*Your objective*. All of the lines below are to be transcribed faithfully, with pictures excluded from the copy.

*Data shown*.
::::

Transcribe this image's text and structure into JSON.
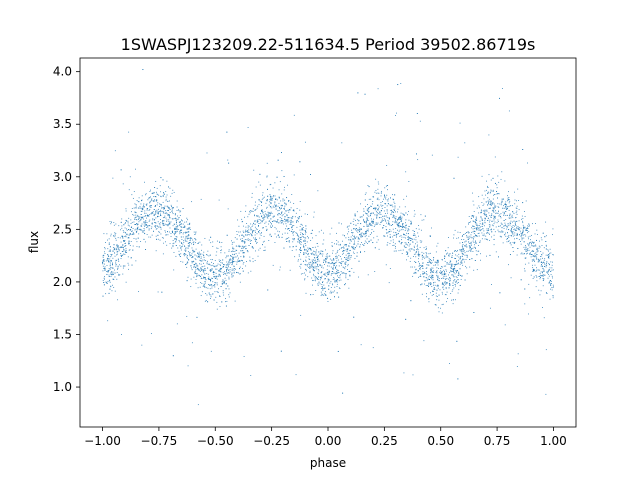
{
  "chart_data": {
    "type": "scatter",
    "title": "1SWASPJ123209.22-511634.5 Period 39502.86719s",
    "xlabel": "phase",
    "ylabel": "flux",
    "xlim": [
      -1.1,
      1.1
    ],
    "ylim": [
      0.62,
      4.13
    ],
    "xticks": [
      -1.0,
      -0.75,
      -0.5,
      -0.25,
      0.0,
      0.25,
      0.5,
      0.75,
      1.0
    ],
    "xtick_labels": [
      "−1.00",
      "−0.75",
      "−0.50",
      "−0.25",
      "0.00",
      "0.25",
      "0.50",
      "0.75",
      "1.00"
    ],
    "yticks": [
      1.0,
      1.5,
      2.0,
      2.5,
      3.0,
      3.5,
      4.0
    ],
    "ytick_labels": [
      "1.0",
      "1.5",
      "2.0",
      "2.5",
      "3.0",
      "3.5",
      "4.0"
    ],
    "grid": false,
    "legend": false,
    "marker_color": "#1f77b4",
    "series": [
      {
        "x": [
          -1.0,
          -0.95,
          -0.9,
          -0.85,
          -0.8,
          -0.75,
          -0.7,
          -0.65,
          -0.6,
          -0.55,
          -0.5,
          -0.45,
          -0.4,
          -0.35,
          -0.3,
          -0.25,
          -0.2,
          -0.15,
          -0.1,
          -0.05,
          0.0,
          0.05,
          0.1,
          0.15,
          0.2,
          0.25,
          0.3,
          0.35,
          0.4,
          0.45,
          0.5,
          0.55,
          0.6,
          0.65,
          0.7,
          0.75,
          0.8,
          0.85,
          0.9,
          0.95,
          1.0
        ],
        "y": [
          2.08,
          2.22,
          2.4,
          2.57,
          2.66,
          2.68,
          2.6,
          2.45,
          2.27,
          2.1,
          2.03,
          2.08,
          2.24,
          2.44,
          2.6,
          2.68,
          2.64,
          2.5,
          2.32,
          2.15,
          2.07,
          2.14,
          2.31,
          2.5,
          2.63,
          2.67,
          2.6,
          2.44,
          2.25,
          2.08,
          2.01,
          2.09,
          2.27,
          2.47,
          2.62,
          2.68,
          2.63,
          2.49,
          2.31,
          2.16,
          2.08
        ]
      }
    ]
  }
}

::::

*Solution for this task*.
Transcribe this image's text and structure into JSON.
{
  "chart_data": {
    "type": "scatter",
    "title": "1SWASPJ123209.22-511634.5 Period 39502.86719s",
    "xlabel": "phase",
    "ylabel": "flux",
    "xlim": [
      -1.1,
      1.1
    ],
    "ylim": [
      0.62,
      4.13
    ],
    "xticks": [
      -1.0,
      -0.75,
      -0.5,
      -0.25,
      0.0,
      0.25,
      0.5,
      0.75,
      1.0
    ],
    "xtick_labels": [
      "−1.00",
      "−0.75",
      "−0.50",
      "−0.25",
      "0.00",
      "0.25",
      "0.50",
      "0.75",
      "1.00"
    ],
    "yticks": [
      1.0,
      1.5,
      2.0,
      2.5,
      3.0,
      3.5,
      4.0
    ],
    "ytick_labels": [
      "1.0",
      "1.5",
      "2.0",
      "2.5",
      "3.0",
      "3.5",
      "4.0"
    ],
    "grid": false,
    "legend": false,
    "marker_color": "#1f77b4",
    "series": [
      {
        "x": [
          -1.0,
          -0.95,
          -0.9,
          -0.85,
          -0.8,
          -0.75,
          -0.7,
          -0.65,
          -0.6,
          -0.55,
          -0.5,
          -0.45,
          -0.4,
          -0.35,
          -0.3,
          -0.25,
          -0.2,
          -0.15,
          -0.1,
          -0.05,
          0.0,
          0.05,
          0.1,
          0.15,
          0.2,
          0.25,
          0.3,
          0.35,
          0.4,
          0.45,
          0.5,
          0.55,
          0.6,
          0.65,
          0.7,
          0.75,
          0.8,
          0.85,
          0.9,
          0.95,
          1.0
        ],
        "y": [
          2.08,
          2.22,
          2.4,
          2.57,
          2.66,
          2.68,
          2.6,
          2.45,
          2.27,
          2.1,
          2.03,
          2.08,
          2.24,
          2.44,
          2.6,
          2.68,
          2.64,
          2.5,
          2.32,
          2.15,
          2.07,
          2.14,
          2.31,
          2.5,
          2.63,
          2.67,
          2.6,
          2.44,
          2.25,
          2.08,
          2.01,
          2.09,
          2.27,
          2.47,
          2.62,
          2.68,
          2.63,
          2.49,
          2.31,
          2.16,
          2.08
        ]
      }
    ]
  }
}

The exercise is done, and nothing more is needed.